══ MATERIAL FOR THIS TASK ══

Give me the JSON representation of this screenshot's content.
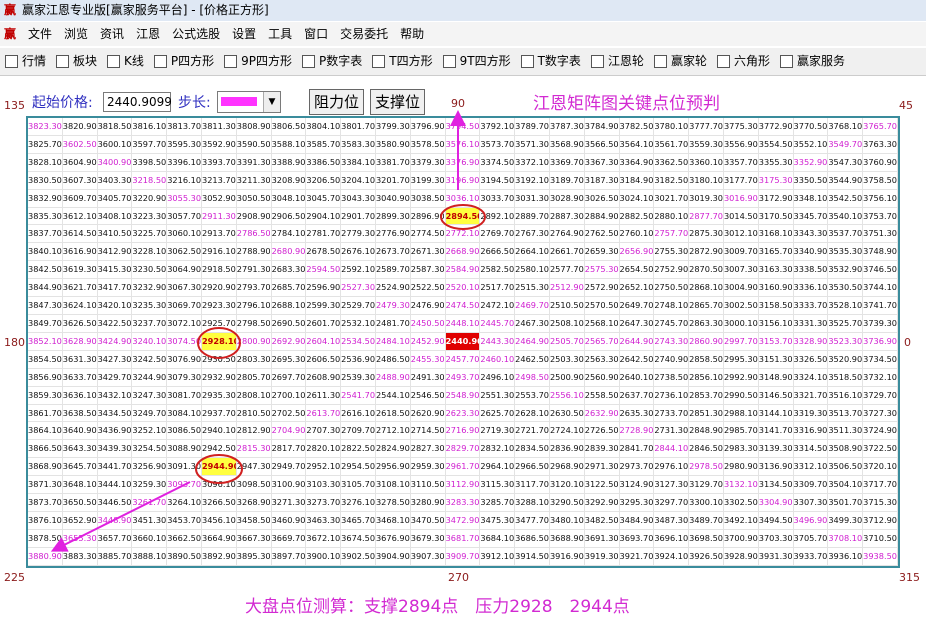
{
  "window": {
    "logo": "赢",
    "title": "赢家江恩专业版[赢家服务平台] - [价格正方形]"
  },
  "menu": [
    "文件",
    "浏览",
    "资讯",
    "江恩",
    "公式选股",
    "设置",
    "工具",
    "窗口",
    "交易委托",
    "帮助"
  ],
  "toolbar": [
    "行情",
    "板块",
    "K线",
    "P四方形",
    "9P四方形",
    "P数字表",
    "T四方形",
    "9T四方形",
    "T数字表",
    "江恩轮",
    "赢家轮",
    "六角形",
    "赢家服务"
  ],
  "controls": {
    "start_label": "起始价格:",
    "start_value": "2440.9099",
    "step_label": "步长:",
    "buttons": [
      "阻力位",
      "支撑位"
    ]
  },
  "heading": "江恩矩阵图关键点位预判",
  "angles": {
    "top_left": "135",
    "top": "90",
    "top_right": "45",
    "left": "180",
    "right": "0",
    "bottom_left": "225",
    "bottom": "270",
    "bottom_right": "315"
  },
  "grid": {
    "rows": [
      [
        "3823.30",
        "3820.90",
        "3818.50",
        "3816.10",
        "3813.70",
        "3811.30",
        "3808.90",
        "3806.50",
        "3804.10",
        "3801.70",
        "3799.30",
        "3796.90",
        "3794.50",
        "3792.10",
        "3789.70",
        "3787.30",
        "3784.90",
        "3782.50",
        "3780.10",
        "3777.70",
        "3775.30",
        "3772.90",
        "3770.50",
        "3768.10",
        "3765.70"
      ],
      [
        "3825.70",
        "3602.50",
        "3600.10",
        "3597.70",
        "3595.30",
        "3592.90",
        "3590.50",
        "3588.10",
        "3585.70",
        "3583.30",
        "3580.90",
        "3578.50",
        "3576.10",
        "3573.70",
        "3571.30",
        "3568.90",
        "3566.50",
        "3564.10",
        "3561.70",
        "3559.30",
        "3556.90",
        "3554.50",
        "3552.10",
        "3549.70",
        "3763.30"
      ],
      [
        "3828.10",
        "3604.90",
        "3400.90",
        "3398.50",
        "3396.10",
        "3393.70",
        "3391.30",
        "3388.90",
        "3386.50",
        "3384.10",
        "3381.70",
        "3379.30",
        "3376.90",
        "3374.50",
        "3372.10",
        "3369.70",
        "3367.30",
        "3364.90",
        "3362.50",
        "3360.10",
        "3357.70",
        "3355.30",
        "3352.90",
        "3547.30",
        "3760.90"
      ],
      [
        "3830.50",
        "3607.30",
        "3403.30",
        "3218.50",
        "3216.10",
        "3213.70",
        "3211.30",
        "3208.90",
        "3206.50",
        "3204.10",
        "3201.70",
        "3199.30",
        "3196.90",
        "3194.50",
        "3192.10",
        "3189.70",
        "3187.30",
        "3184.90",
        "3182.50",
        "3180.10",
        "3177.70",
        "3175.30",
        "3350.50",
        "3544.90",
        "3758.50"
      ],
      [
        "3832.90",
        "3609.70",
        "3405.70",
        "3220.90",
        "3055.30",
        "3052.90",
        "3050.50",
        "3048.10",
        "3045.70",
        "3043.30",
        "3040.90",
        "3038.50",
        "3036.10",
        "3033.70",
        "3031.30",
        "3028.90",
        "3026.50",
        "3024.10",
        "3021.70",
        "3019.30",
        "3016.90",
        "3172.90",
        "3348.10",
        "3542.50",
        "3756.10"
      ],
      [
        "3835.30",
        "3612.10",
        "3408.10",
        "3223.30",
        "3057.70",
        "2911.30",
        "2908.90",
        "2906.50",
        "2904.10",
        "2901.70",
        "2899.30",
        "2896.90",
        "2894.50",
        "2892.10",
        "2889.70",
        "2887.30",
        "2884.90",
        "2882.50",
        "2880.10",
        "2877.70",
        "3014.50",
        "3170.50",
        "3345.70",
        "3540.10",
        "3753.70"
      ],
      [
        "3837.70",
        "3614.50",
        "3410.50",
        "3225.70",
        "3060.10",
        "2913.70",
        "2786.50",
        "2784.10",
        "2781.70",
        "2779.30",
        "2776.90",
        "2774.50",
        "2772.10",
        "2769.70",
        "2767.30",
        "2764.90",
        "2762.50",
        "2760.10",
        "2757.70",
        "2875.30",
        "3012.10",
        "3168.10",
        "3343.30",
        "3537.70",
        "3751.30"
      ],
      [
        "3840.10",
        "3616.90",
        "3412.90",
        "3228.10",
        "3062.50",
        "2916.10",
        "2788.90",
        "2680.90",
        "2678.50",
        "2676.10",
        "2673.70",
        "2671.30",
        "2668.90",
        "2666.50",
        "2664.10",
        "2661.70",
        "2659.30",
        "2656.90",
        "2755.30",
        "2872.90",
        "3009.70",
        "3165.70",
        "3340.90",
        "3535.30",
        "3748.90"
      ],
      [
        "3842.50",
        "3619.30",
        "3415.30",
        "3230.50",
        "3064.90",
        "2918.50",
        "2791.30",
        "2683.30",
        "2594.50",
        "2592.10",
        "2589.70",
        "2587.30",
        "2584.90",
        "2582.50",
        "2580.10",
        "2577.70",
        "2575.30",
        "2654.50",
        "2752.90",
        "2870.50",
        "3007.30",
        "3163.30",
        "3338.50",
        "3532.90",
        "3746.50"
      ],
      [
        "3844.90",
        "3621.70",
        "3417.70",
        "3232.90",
        "3067.30",
        "2920.90",
        "2793.70",
        "2685.70",
        "2596.90",
        "2527.30",
        "2524.90",
        "2522.50",
        "2520.10",
        "2517.70",
        "2515.30",
        "2512.90",
        "2572.90",
        "2652.10",
        "2750.50",
        "2868.10",
        "3004.90",
        "3160.90",
        "3336.10",
        "3530.50",
        "3744.10"
      ],
      [
        "3847.30",
        "3624.10",
        "3420.10",
        "3235.30",
        "3069.70",
        "2923.30",
        "2796.10",
        "2688.10",
        "2599.30",
        "2529.70",
        "2479.30",
        "2476.90",
        "2474.50",
        "2472.10",
        "2469.70",
        "2510.50",
        "2570.50",
        "2649.70",
        "2748.10",
        "2865.70",
        "3002.50",
        "3158.50",
        "3333.70",
        "3528.10",
        "3741.70"
      ],
      [
        "3849.70",
        "3626.50",
        "3422.50",
        "3237.70",
        "3072.10",
        "2925.70",
        "2798.50",
        "2690.50",
        "2601.70",
        "2532.10",
        "2481.70",
        "2450.50",
        "2448.10",
        "2445.70",
        "2467.30",
        "2508.10",
        "2568.10",
        "2647.30",
        "2745.70",
        "2863.30",
        "3000.10",
        "3156.10",
        "3331.30",
        "3525.70",
        "3739.30"
      ],
      [
        "3852.10",
        "3628.90",
        "3424.90",
        "3240.10",
        "3074.50",
        "2928.10",
        "2800.90",
        "2692.90",
        "2604.10",
        "2534.50",
        "2484.10",
        "2452.90",
        "2440.90",
        "2443.30",
        "2464.90",
        "2505.70",
        "2565.70",
        "2644.90",
        "2743.30",
        "2860.90",
        "2997.70",
        "3153.70",
        "3328.90",
        "3523.30",
        "3736.90"
      ],
      [
        "3854.50",
        "3631.30",
        "3427.30",
        "3242.50",
        "3076.90",
        "2930.50",
        "2803.30",
        "2695.30",
        "2606.50",
        "2536.90",
        "2486.50",
        "2455.30",
        "2457.70",
        "2460.10",
        "2462.50",
        "2503.30",
        "2563.30",
        "2642.50",
        "2740.90",
        "2858.50",
        "2995.30",
        "3151.30",
        "3326.50",
        "3520.90",
        "3734.50"
      ],
      [
        "3856.90",
        "3633.70",
        "3429.70",
        "3244.90",
        "3079.30",
        "2932.90",
        "2805.70",
        "2697.70",
        "2608.90",
        "2539.30",
        "2488.90",
        "2491.30",
        "2493.70",
        "2496.10",
        "2498.50",
        "2500.90",
        "2560.90",
        "2640.10",
        "2738.50",
        "2856.10",
        "2992.90",
        "3148.90",
        "3324.10",
        "3518.50",
        "3732.10"
      ],
      [
        "3859.30",
        "3636.10",
        "3432.10",
        "3247.30",
        "3081.70",
        "2935.30",
        "2808.10",
        "2700.10",
        "2611.30",
        "2541.70",
        "2544.10",
        "2546.50",
        "2548.90",
        "2551.30",
        "2553.70",
        "2556.10",
        "2558.50",
        "2637.70",
        "2736.10",
        "2853.70",
        "2990.50",
        "3146.50",
        "3321.70",
        "3516.10",
        "3729.70"
      ],
      [
        "3861.70",
        "3638.50",
        "3434.50",
        "3249.70",
        "3084.10",
        "2937.70",
        "2810.50",
        "2702.50",
        "2613.70",
        "2616.10",
        "2618.50",
        "2620.90",
        "2623.30",
        "2625.70",
        "2628.10",
        "2630.50",
        "2632.90",
        "2635.30",
        "2733.70",
        "2851.30",
        "2988.10",
        "3144.10",
        "3319.30",
        "3513.70",
        "3727.30"
      ],
      [
        "3864.10",
        "3640.90",
        "3436.90",
        "3252.10",
        "3086.50",
        "2940.10",
        "2812.90",
        "2704.90",
        "2707.30",
        "2709.70",
        "2712.10",
        "2714.50",
        "2716.90",
        "2719.30",
        "2721.70",
        "2724.10",
        "2726.50",
        "2728.90",
        "2731.30",
        "2848.90",
        "2985.70",
        "3141.70",
        "3316.90",
        "3511.30",
        "3724.90"
      ],
      [
        "3866.50",
        "3643.30",
        "3439.30",
        "3254.50",
        "3088.90",
        "2942.50",
        "2815.30",
        "2817.70",
        "2820.10",
        "2822.50",
        "2824.90",
        "2827.30",
        "2829.70",
        "2832.10",
        "2834.50",
        "2836.90",
        "2839.30",
        "2841.70",
        "2844.10",
        "2846.50",
        "2983.30",
        "3139.30",
        "3314.50",
        "3508.90",
        "3722.50"
      ],
      [
        "3868.90",
        "3645.70",
        "3441.70",
        "3256.90",
        "3091.30",
        "2944.90",
        "2947.30",
        "2949.70",
        "2952.10",
        "2954.50",
        "2956.90",
        "2959.30",
        "2961.70",
        "2964.10",
        "2966.50",
        "2968.90",
        "2971.30",
        "2973.70",
        "2976.10",
        "2978.50",
        "2980.90",
        "3136.90",
        "3312.10",
        "3506.50",
        "3720.10"
      ],
      [
        "3871.30",
        "3648.10",
        "3444.10",
        "3259.30",
        "3093.70",
        "3096.10",
        "3098.50",
        "3100.90",
        "3103.30",
        "3105.70",
        "3108.10",
        "3110.50",
        "3112.90",
        "3115.30",
        "3117.70",
        "3120.10",
        "3122.50",
        "3124.90",
        "3127.30",
        "3129.70",
        "3132.10",
        "3134.50",
        "3309.70",
        "3504.10",
        "3717.70"
      ],
      [
        "3873.70",
        "3650.50",
        "3446.50",
        "3261.70",
        "3264.10",
        "3266.50",
        "3268.90",
        "3271.30",
        "3273.70",
        "3276.10",
        "3278.50",
        "3280.90",
        "3283.30",
        "3285.70",
        "3288.10",
        "3290.50",
        "3292.90",
        "3295.30",
        "3297.70",
        "3300.10",
        "3302.50",
        "3304.90",
        "3307.30",
        "3501.70",
        "3715.30"
      ],
      [
        "3876.10",
        "3652.90",
        "3448.90",
        "3451.30",
        "3453.70",
        "3456.10",
        "3458.50",
        "3460.90",
        "3463.30",
        "3465.70",
        "3468.10",
        "3470.50",
        "3472.90",
        "3475.30",
        "3477.70",
        "3480.10",
        "3482.50",
        "3484.90",
        "3487.30",
        "3489.70",
        "3492.10",
        "3494.50",
        "3496.90",
        "3499.30",
        "3712.90"
      ],
      [
        "3878.50",
        "3655.30",
        "3657.70",
        "3660.10",
        "3662.50",
        "3664.90",
        "3667.30",
        "3669.70",
        "3672.10",
        "3674.50",
        "3676.90",
        "3679.30",
        "3681.70",
        "3684.10",
        "3686.50",
        "3688.90",
        "3691.30",
        "3693.70",
        "3696.10",
        "3698.50",
        "3700.90",
        "3703.30",
        "3705.70",
        "3708.10",
        "3710.50"
      ],
      [
        "3880.90",
        "3883.30",
        "3885.70",
        "3888.10",
        "3890.50",
        "3892.90",
        "3895.30",
        "3897.70",
        "3900.10",
        "3902.50",
        "3904.90",
        "3907.30",
        "3909.70",
        "3912.10",
        "3914.50",
        "3916.90",
        "3919.30",
        "3921.70",
        "3924.10",
        "3926.50",
        "3928.90",
        "3931.30",
        "3933.70",
        "3936.10",
        "3938.50"
      ]
    ]
  },
  "footer": "大盘点位测算：支撑2894点　压力2928　2944点"
}
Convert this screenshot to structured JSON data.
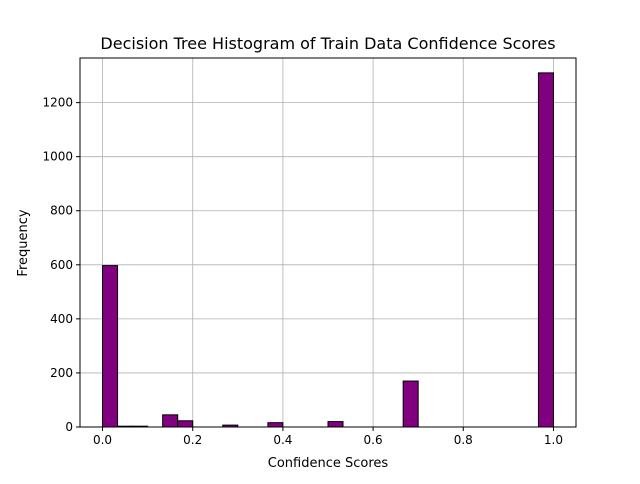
{
  "chart_data": {
    "type": "bar",
    "title": "Decision Tree Histogram of Train Data Confidence Scores",
    "xlabel": "Confidence Scores",
    "ylabel": "Frequency",
    "xlim": [
      -0.05,
      1.05
    ],
    "ylim": [
      0,
      1365
    ],
    "xticks": [
      0.0,
      0.2,
      0.4,
      0.6,
      0.8,
      1.0
    ],
    "xtick_labels": [
      "0.0",
      "0.2",
      "0.4",
      "0.6",
      "0.8",
      "1.0"
    ],
    "yticks": [
      0,
      200,
      400,
      600,
      800,
      1000,
      1200
    ],
    "ytick_labels": [
      "0",
      "200",
      "400",
      "600",
      "800",
      "1000",
      "1200"
    ],
    "grid": true,
    "bar_color": "#800080",
    "edge_color": "#000000",
    "grid_color": "#b0b0b0",
    "bin_edges": [
      0.0,
      0.0333,
      0.0667,
      0.1,
      0.1333,
      0.1667,
      0.2,
      0.2333,
      0.2667,
      0.3,
      0.3333,
      0.3667,
      0.4,
      0.4333,
      0.4667,
      0.5,
      0.5333,
      0.5667,
      0.6,
      0.6333,
      0.6667,
      0.7,
      0.7333,
      0.7667,
      0.8,
      0.8333,
      0.8667,
      0.9,
      0.9333,
      0.9667,
      1.0
    ],
    "values": [
      597,
      3,
      3,
      0,
      45,
      23,
      0,
      0,
      7,
      0,
      0,
      16,
      0,
      0,
      0,
      20,
      0,
      0,
      0,
      0,
      170,
      0,
      0,
      0,
      0,
      0,
      0,
      0,
      0,
      1310
    ]
  }
}
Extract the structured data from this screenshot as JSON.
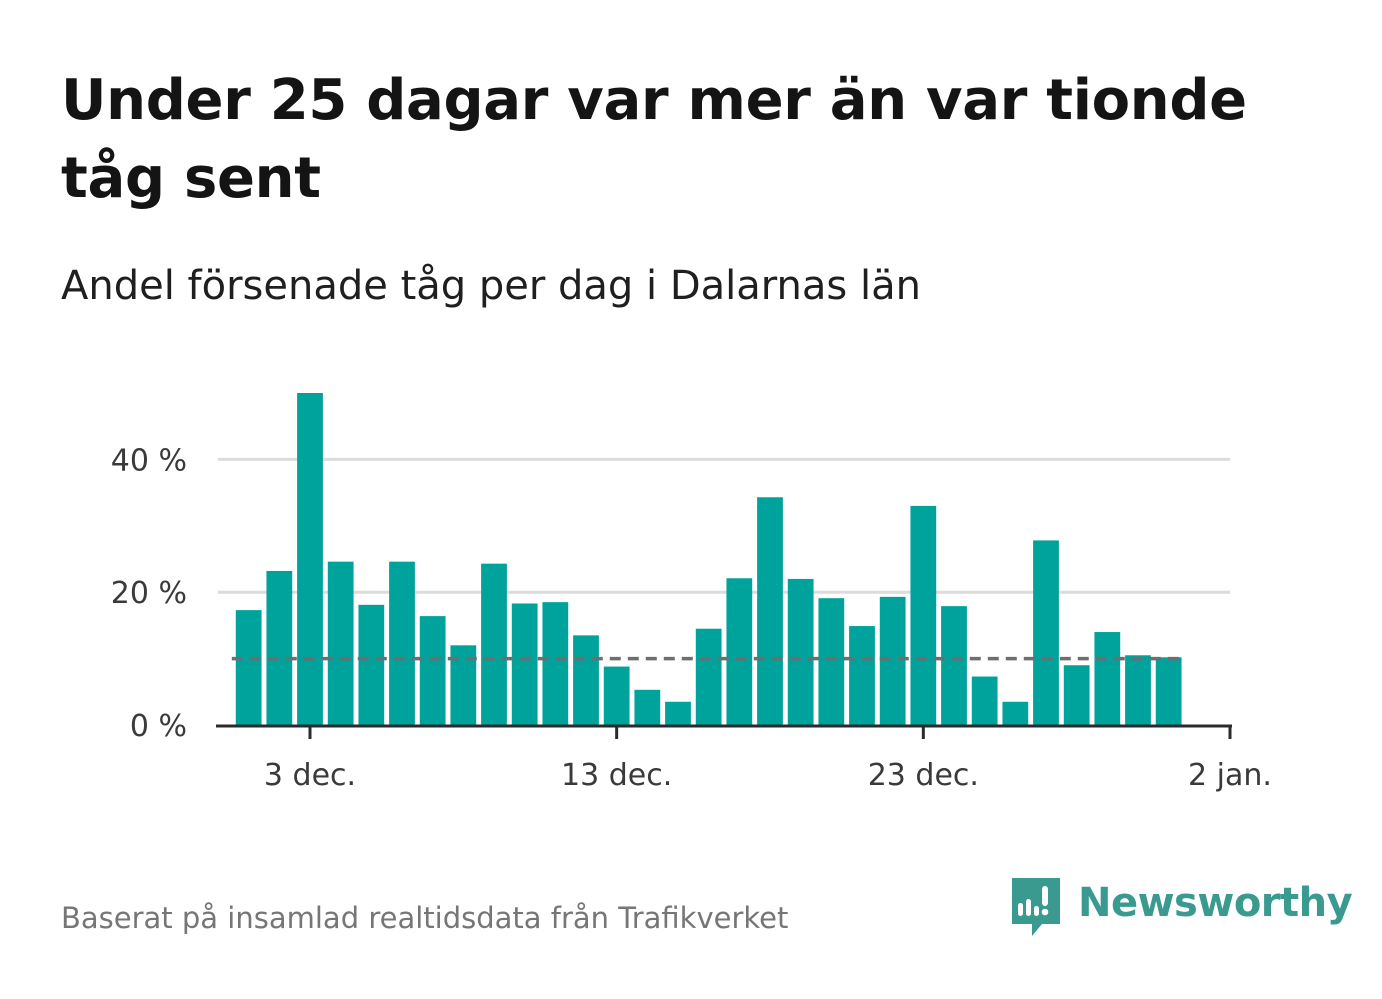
{
  "header": {
    "title": "Under 25 dagar var mer än var tionde tåg sent",
    "subtitle": "Andel försenade tåg per dag i Dalarnas län"
  },
  "footer": {
    "source": "Baserat på insamlad realtidsdata från Trafikverket",
    "brand": "Newsworthy",
    "brand_icon": "newsworthy-logo-icon"
  },
  "colors": {
    "bar": "#00a39b",
    "reference_line": "#6e6e6e",
    "grid": "#dcdcdc",
    "axis": "#2b2b2b",
    "brand": "#3a9a90"
  },
  "chart_data": {
    "type": "bar",
    "title": "Under 25 dagar var mer än var tionde tåg sent",
    "subtitle": "Andel försenade tåg per dag i Dalarnas län",
    "xlabel": "",
    "ylabel": "",
    "x": [
      "2020-12-01",
      "2020-12-02",
      "2020-12-03",
      "2020-12-04",
      "2020-12-05",
      "2020-12-06",
      "2020-12-07",
      "2020-12-08",
      "2020-12-09",
      "2020-12-10",
      "2020-12-11",
      "2020-12-12",
      "2020-12-13",
      "2020-12-14",
      "2020-12-15",
      "2020-12-16",
      "2020-12-17",
      "2020-12-18",
      "2020-12-19",
      "2020-12-20",
      "2020-12-21",
      "2020-12-22",
      "2020-12-23",
      "2020-12-24",
      "2020-12-25",
      "2020-12-26",
      "2020-12-27",
      "2020-12-28",
      "2020-12-29",
      "2020-12-30",
      "2020-12-31"
    ],
    "values": [
      17.3,
      23.2,
      50.0,
      24.6,
      18.1,
      24.6,
      16.4,
      12.0,
      24.3,
      18.3,
      18.5,
      13.5,
      8.8,
      5.3,
      3.5,
      14.5,
      22.1,
      34.3,
      22.0,
      19.1,
      14.9,
      19.3,
      33.0,
      17.9,
      7.3,
      3.5,
      27.8,
      9.0,
      14.0,
      10.5,
      10.2
    ],
    "reference_line": 10,
    "ylim": [
      0,
      50
    ],
    "yticks": [
      0,
      20,
      40
    ],
    "ytick_labels": [
      "0 %",
      "20 %",
      "40 %"
    ],
    "xlim": [
      "2020-11-30",
      "2021-01-02"
    ],
    "xticks": [
      "2020-12-03",
      "2020-12-13",
      "2020-12-23",
      "2021-01-02"
    ],
    "xtick_labels": [
      "3 dec.",
      "13 dec.",
      "23 dec.",
      "2 jan."
    ],
    "grid": true,
    "legend": "none"
  }
}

═══

◆ **AIM**:
Write down the number of lines where the word "logo" appears, and nothing further.

◆ **RESULT OF THIS TASK**:
2